[Stored records]
------

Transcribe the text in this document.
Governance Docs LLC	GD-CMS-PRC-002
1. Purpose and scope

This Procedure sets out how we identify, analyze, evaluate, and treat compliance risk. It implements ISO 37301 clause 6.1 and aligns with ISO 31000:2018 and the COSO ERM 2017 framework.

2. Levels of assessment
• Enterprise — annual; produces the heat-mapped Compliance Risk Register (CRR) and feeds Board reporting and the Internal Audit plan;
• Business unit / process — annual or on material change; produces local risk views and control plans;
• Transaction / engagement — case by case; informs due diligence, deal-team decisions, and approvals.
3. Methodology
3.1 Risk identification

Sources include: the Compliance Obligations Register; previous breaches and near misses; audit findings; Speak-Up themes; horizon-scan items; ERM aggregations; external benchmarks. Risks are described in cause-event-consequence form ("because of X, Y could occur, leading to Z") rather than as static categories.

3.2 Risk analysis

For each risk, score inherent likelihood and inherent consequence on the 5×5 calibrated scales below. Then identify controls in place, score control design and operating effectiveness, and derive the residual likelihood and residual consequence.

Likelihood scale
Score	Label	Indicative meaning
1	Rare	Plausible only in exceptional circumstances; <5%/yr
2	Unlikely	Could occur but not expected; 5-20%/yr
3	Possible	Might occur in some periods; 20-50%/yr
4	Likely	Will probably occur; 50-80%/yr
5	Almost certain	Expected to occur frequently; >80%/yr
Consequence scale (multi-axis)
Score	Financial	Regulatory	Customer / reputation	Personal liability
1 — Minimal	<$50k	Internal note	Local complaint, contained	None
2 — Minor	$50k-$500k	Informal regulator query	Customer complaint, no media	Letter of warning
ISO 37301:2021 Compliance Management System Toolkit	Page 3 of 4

------

WRITTEN TASK:
Scan the entries above. Copy each line that has the string "produces".

TASK SOLUTION:
• Enterprise — annual; produces the heat-mapped Compliance Risk Register (CRR) and feeds Board reporting and the Internal Audit plan;
• Business unit / process — annual or on material change; produces local risk views and control plans;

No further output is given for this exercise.